§ **Material provided**

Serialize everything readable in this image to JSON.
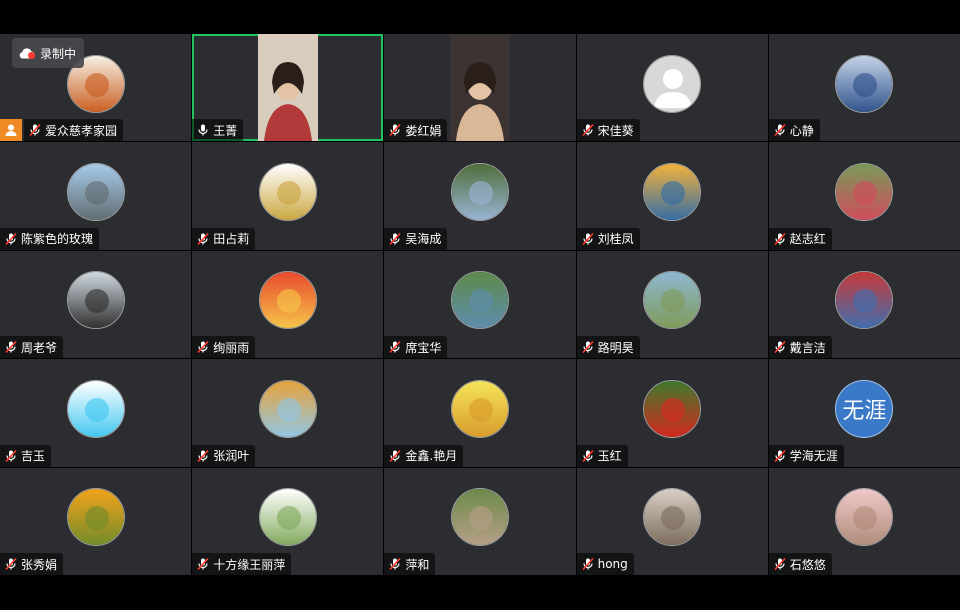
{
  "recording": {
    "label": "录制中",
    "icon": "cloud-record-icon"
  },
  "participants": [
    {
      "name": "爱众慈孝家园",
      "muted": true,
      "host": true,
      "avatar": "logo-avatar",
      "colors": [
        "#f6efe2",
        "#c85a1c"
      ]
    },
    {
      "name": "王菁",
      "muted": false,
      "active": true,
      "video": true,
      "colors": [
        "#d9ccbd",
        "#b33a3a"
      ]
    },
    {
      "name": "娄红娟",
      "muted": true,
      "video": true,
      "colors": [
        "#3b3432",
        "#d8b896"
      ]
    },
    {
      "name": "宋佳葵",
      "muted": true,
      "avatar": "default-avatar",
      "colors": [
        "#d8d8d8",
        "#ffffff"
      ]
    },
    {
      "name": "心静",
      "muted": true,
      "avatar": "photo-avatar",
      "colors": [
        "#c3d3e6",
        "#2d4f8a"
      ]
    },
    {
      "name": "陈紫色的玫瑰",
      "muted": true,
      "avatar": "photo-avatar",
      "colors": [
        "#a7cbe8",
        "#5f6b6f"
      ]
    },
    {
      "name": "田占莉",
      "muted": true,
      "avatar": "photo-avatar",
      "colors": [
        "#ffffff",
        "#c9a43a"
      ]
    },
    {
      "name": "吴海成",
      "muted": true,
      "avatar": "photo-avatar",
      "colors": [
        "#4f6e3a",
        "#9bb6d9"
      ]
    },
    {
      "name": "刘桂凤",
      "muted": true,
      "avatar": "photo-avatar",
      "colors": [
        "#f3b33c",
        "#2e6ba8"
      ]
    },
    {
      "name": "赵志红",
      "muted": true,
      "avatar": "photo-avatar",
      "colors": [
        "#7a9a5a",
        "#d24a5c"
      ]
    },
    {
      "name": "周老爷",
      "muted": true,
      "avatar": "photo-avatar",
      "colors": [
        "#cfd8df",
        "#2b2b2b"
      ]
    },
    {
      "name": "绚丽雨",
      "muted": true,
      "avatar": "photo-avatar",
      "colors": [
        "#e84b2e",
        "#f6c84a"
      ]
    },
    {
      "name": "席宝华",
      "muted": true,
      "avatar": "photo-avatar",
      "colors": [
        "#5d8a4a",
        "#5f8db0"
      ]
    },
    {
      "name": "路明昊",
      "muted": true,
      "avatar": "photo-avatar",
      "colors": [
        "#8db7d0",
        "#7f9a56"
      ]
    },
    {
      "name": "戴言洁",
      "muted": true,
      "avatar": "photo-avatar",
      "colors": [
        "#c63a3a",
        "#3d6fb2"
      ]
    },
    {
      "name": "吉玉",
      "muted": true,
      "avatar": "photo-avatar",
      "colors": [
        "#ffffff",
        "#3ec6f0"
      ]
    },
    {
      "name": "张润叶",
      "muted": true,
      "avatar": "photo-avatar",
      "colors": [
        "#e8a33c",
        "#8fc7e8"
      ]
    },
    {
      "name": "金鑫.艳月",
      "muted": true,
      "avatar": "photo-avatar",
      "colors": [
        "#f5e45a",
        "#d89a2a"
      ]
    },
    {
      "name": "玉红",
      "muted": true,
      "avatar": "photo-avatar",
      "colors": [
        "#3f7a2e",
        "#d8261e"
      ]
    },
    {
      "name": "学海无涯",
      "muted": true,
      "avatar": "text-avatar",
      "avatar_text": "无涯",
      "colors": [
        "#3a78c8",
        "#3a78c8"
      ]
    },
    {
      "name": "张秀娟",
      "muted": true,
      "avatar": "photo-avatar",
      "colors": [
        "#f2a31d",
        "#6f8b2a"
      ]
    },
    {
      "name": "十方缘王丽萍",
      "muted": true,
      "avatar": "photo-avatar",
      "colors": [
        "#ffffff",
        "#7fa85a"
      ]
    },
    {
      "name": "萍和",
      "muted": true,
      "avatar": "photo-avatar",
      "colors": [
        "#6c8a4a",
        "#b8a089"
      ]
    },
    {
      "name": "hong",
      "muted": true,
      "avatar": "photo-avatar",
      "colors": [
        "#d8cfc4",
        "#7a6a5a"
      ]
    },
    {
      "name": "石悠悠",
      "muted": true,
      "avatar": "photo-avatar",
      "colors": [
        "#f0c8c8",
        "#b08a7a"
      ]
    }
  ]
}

§ **Task brief**
Without the pictures, restate all of the entries above verbatim.

§ **Solution to this exercise**
Serialize everything readable in this image to JSON.
{
  "recording": {
    "label": "录制中",
    "icon": "cloud-record-icon"
  },
  "participants": [
    {
      "name": "爱众慈孝家园",
      "muted": true,
      "host": true,
      "avatar": "logo-avatar",
      "colors": [
        "#f6efe2",
        "#c85a1c"
      ]
    },
    {
      "name": "王菁",
      "muted": false,
      "active": true,
      "video": true,
      "colors": [
        "#d9ccbd",
        "#b33a3a"
      ]
    },
    {
      "name": "娄红娟",
      "muted": true,
      "video": true,
      "colors": [
        "#3b3432",
        "#d8b896"
      ]
    },
    {
      "name": "宋佳葵",
      "muted": true,
      "avatar": "default-avatar",
      "colors": [
        "#d8d8d8",
        "#ffffff"
      ]
    },
    {
      "name": "心静",
      "muted": true,
      "avatar": "photo-avatar",
      "colors": [
        "#c3d3e6",
        "#2d4f8a"
      ]
    },
    {
      "name": "陈紫色的玫瑰",
      "muted": true,
      "avatar": "photo-avatar",
      "colors": [
        "#a7cbe8",
        "#5f6b6f"
      ]
    },
    {
      "name": "田占莉",
      "muted": true,
      "avatar": "photo-avatar",
      "colors": [
        "#ffffff",
        "#c9a43a"
      ]
    },
    {
      "name": "吴海成",
      "muted": true,
      "avatar": "photo-avatar",
      "colors": [
        "#4f6e3a",
        "#9bb6d9"
      ]
    },
    {
      "name": "刘桂凤",
      "muted": true,
      "avatar": "photo-avatar",
      "colors": [
        "#f3b33c",
        "#2e6ba8"
      ]
    },
    {
      "name": "赵志红",
      "muted": true,
      "avatar": "photo-avatar",
      "colors": [
        "#7a9a5a",
        "#d24a5c"
      ]
    },
    {
      "name": "周老爷",
      "muted": true,
      "avatar": "photo-avatar",
      "colors": [
        "#cfd8df",
        "#2b2b2b"
      ]
    },
    {
      "name": "绚丽雨",
      "muted": true,
      "avatar": "photo-avatar",
      "colors": [
        "#e84b2e",
        "#f6c84a"
      ]
    },
    {
      "name": "席宝华",
      "muted": true,
      "avatar": "photo-avatar",
      "colors": [
        "#5d8a4a",
        "#5f8db0"
      ]
    },
    {
      "name": "路明昊",
      "muted": true,
      "avatar": "photo-avatar",
      "colors": [
        "#8db7d0",
        "#7f9a56"
      ]
    },
    {
      "name": "戴言洁",
      "muted": true,
      "avatar": "photo-avatar",
      "colors": [
        "#c63a3a",
        "#3d6fb2"
      ]
    },
    {
      "name": "吉玉",
      "muted": true,
      "avatar": "photo-avatar",
      "colors": [
        "#ffffff",
        "#3ec6f0"
      ]
    },
    {
      "name": "张润叶",
      "muted": true,
      "avatar": "photo-avatar",
      "colors": [
        "#e8a33c",
        "#8fc7e8"
      ]
    },
    {
      "name": "金鑫.艳月",
      "muted": true,
      "avatar": "photo-avatar",
      "colors": [
        "#f5e45a",
        "#d89a2a"
      ]
    },
    {
      "name": "玉红",
      "muted": true,
      "avatar": "photo-avatar",
      "colors": [
        "#3f7a2e",
        "#d8261e"
      ]
    },
    {
      "name": "学海无涯",
      "muted": true,
      "avatar": "text-avatar",
      "avatar_text": "无涯",
      "colors": [
        "#3a78c8",
        "#3a78c8"
      ]
    },
    {
      "name": "张秀娟",
      "muted": true,
      "avatar": "photo-avatar",
      "colors": [
        "#f2a31d",
        "#6f8b2a"
      ]
    },
    {
      "name": "十方缘王丽萍",
      "muted": true,
      "avatar": "photo-avatar",
      "colors": [
        "#ffffff",
        "#7fa85a"
      ]
    },
    {
      "name": "萍和",
      "muted": true,
      "avatar": "photo-avatar",
      "colors": [
        "#6c8a4a",
        "#b8a089"
      ]
    },
    {
      "name": "hong",
      "muted": true,
      "avatar": "photo-avatar",
      "colors": [
        "#d8cfc4",
        "#7a6a5a"
      ]
    },
    {
      "name": "石悠悠",
      "muted": true,
      "avatar": "photo-avatar",
      "colors": [
        "#f0c8c8",
        "#b08a7a"
      ]
    }
  ]
}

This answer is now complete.